> _GOAL OF THE EXERCISE_
Your task is to transcribe all of the records exactly and leave out the pictures.

--- START RECORD EXCERPTS ---

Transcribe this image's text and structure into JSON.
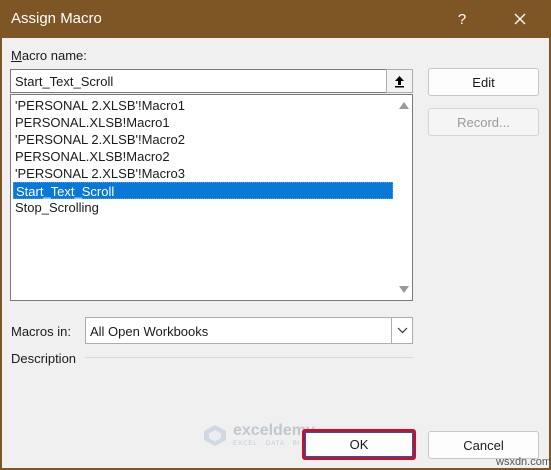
{
  "window": {
    "title": "Assign Macro"
  },
  "titlebar": {
    "help": "?",
    "close_icon": "close-icon"
  },
  "macro_name": {
    "label_accel": "M",
    "label_rest": "acro name:",
    "value": "Start_Text_Scroll"
  },
  "macros": [
    "'PERSONAL 2.XLSB'!Macro1",
    "PERSONAL.XLSB!Macro1",
    "'PERSONAL 2.XLSB'!Macro2",
    "PERSONAL.XLSB!Macro2",
    "'PERSONAL 2.XLSB'!Macro3",
    "Start_Text_Scroll",
    "Stop_Scrolling"
  ],
  "selected_macro": "Start_Text_Scroll",
  "buttons": {
    "edit": "Edit",
    "record": "Record...",
    "ok": "OK",
    "cancel": "Cancel"
  },
  "macros_in": {
    "label": "Macros in:",
    "value": "All Open Workbooks"
  },
  "description": {
    "label": "Description"
  },
  "watermark": {
    "name": "exceldemy",
    "tagline": "EXCEL · DATA · BI"
  },
  "source_mark": "wsxdn.com",
  "colors": {
    "titlebar": "#7e5625",
    "selection": "#0a78d7",
    "ok_highlight": "#c8102e"
  }
}
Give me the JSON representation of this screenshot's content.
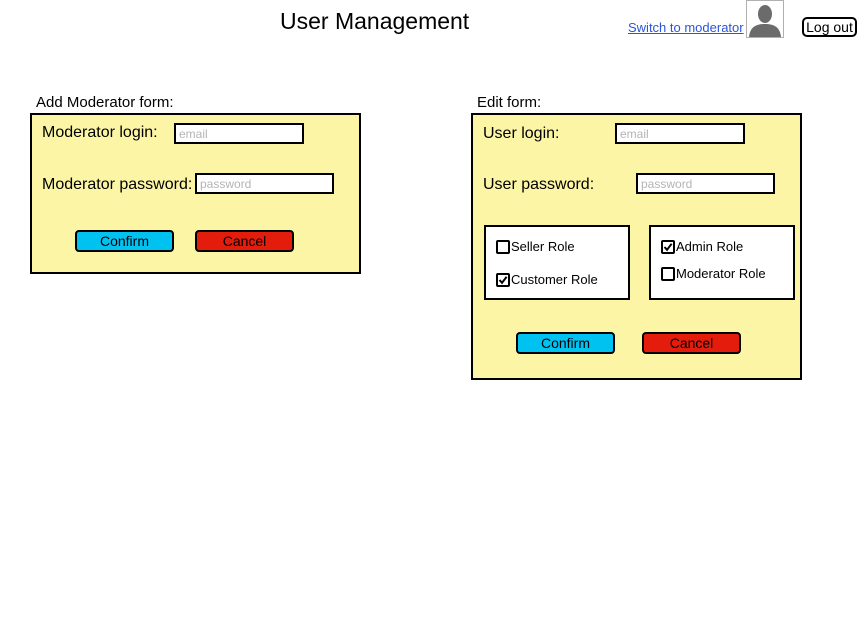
{
  "header": {
    "title": "User Management",
    "switch_link": "Switch to moderator",
    "avatar_icon": "user-silhouette-icon",
    "logout_label": "Log out"
  },
  "add_moderator_form": {
    "title": "Add Moderator form:",
    "login_label": "Moderator login:",
    "login_placeholder": "email",
    "login_value": "",
    "password_label": "Moderator password:",
    "password_placeholder": "password",
    "password_value": "",
    "confirm_label": "Confirm",
    "cancel_label": "Cancel"
  },
  "edit_form": {
    "title": "Edit form:",
    "login_label": "User login:",
    "login_placeholder": "email",
    "login_value": "",
    "password_label": "User password:",
    "password_placeholder": "password",
    "password_value": "",
    "roles_left": [
      {
        "label": "Seller Role",
        "checked": false
      },
      {
        "label": "Customer Role",
        "checked": true
      }
    ],
    "roles_right": [
      {
        "label": "Admin Role",
        "checked": true
      },
      {
        "label": "Moderator Role",
        "checked": false
      }
    ],
    "confirm_label": "Confirm",
    "cancel_label": "Cancel"
  },
  "colors": {
    "panel_background": "#fbf5a5",
    "confirm_button": "#00c2f1",
    "cancel_button": "#e31c0c",
    "link": "#2b55d6"
  }
}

--- END RECORD EXCERPTS ---

> _ANSWER IN FULL_
Transcribe this image's text and structure into JSON.
{
  "window": {
    "title": "Assign Macro"
  },
  "titlebar": {
    "help": "?",
    "close_icon": "close-icon"
  },
  "macro_name": {
    "label_accel": "M",
    "label_rest": "acro name:",
    "value": "Start_Text_Scroll"
  },
  "macros": [
    "'PERSONAL 2.XLSB'!Macro1",
    "PERSONAL.XLSB!Macro1",
    "'PERSONAL 2.XLSB'!Macro2",
    "PERSONAL.XLSB!Macro2",
    "'PERSONAL 2.XLSB'!Macro3",
    "Start_Text_Scroll",
    "Stop_Scrolling"
  ],
  "selected_macro": "Start_Text_Scroll",
  "buttons": {
    "edit": "Edit",
    "record": "Record...",
    "ok": "OK",
    "cancel": "Cancel"
  },
  "macros_in": {
    "label": "Macros in:",
    "value": "All Open Workbooks"
  },
  "description": {
    "label": "Description"
  },
  "watermark": {
    "name": "exceldemy",
    "tagline": "EXCEL · DATA · BI"
  },
  "source_mark": "wsxdn.com",
  "colors": {
    "titlebar": "#7e5625",
    "selection": "#0a78d7",
    "ok_highlight": "#c8102e"
  }
}
Give me the JSON representation of this screenshot's content.
{
  "header": {
    "title": "User Management",
    "switch_link": "Switch to moderator",
    "avatar_icon": "user-silhouette-icon",
    "logout_label": "Log out"
  },
  "add_moderator_form": {
    "title": "Add Moderator form:",
    "login_label": "Moderator login:",
    "login_placeholder": "email",
    "login_value": "",
    "password_label": "Moderator password:",
    "password_placeholder": "password",
    "password_value": "",
    "confirm_label": "Confirm",
    "cancel_label": "Cancel"
  },
  "edit_form": {
    "title": "Edit form:",
    "login_label": "User login:",
    "login_placeholder": "email",
    "login_value": "",
    "password_label": "User password:",
    "password_placeholder": "password",
    "password_value": "",
    "roles_left": [
      {
        "label": "Seller Role",
        "checked": false
      },
      {
        "label": "Customer Role",
        "checked": true
      }
    ],
    "roles_right": [
      {
        "label": "Admin Role",
        "checked": true
      },
      {
        "label": "Moderator Role",
        "checked": false
      }
    ],
    "confirm_label": "Confirm",
    "cancel_label": "Cancel"
  },
  "colors": {
    "panel_background": "#fbf5a5",
    "confirm_button": "#00c2f1",
    "cancel_button": "#e31c0c",
    "link": "#2b55d6"
  }
}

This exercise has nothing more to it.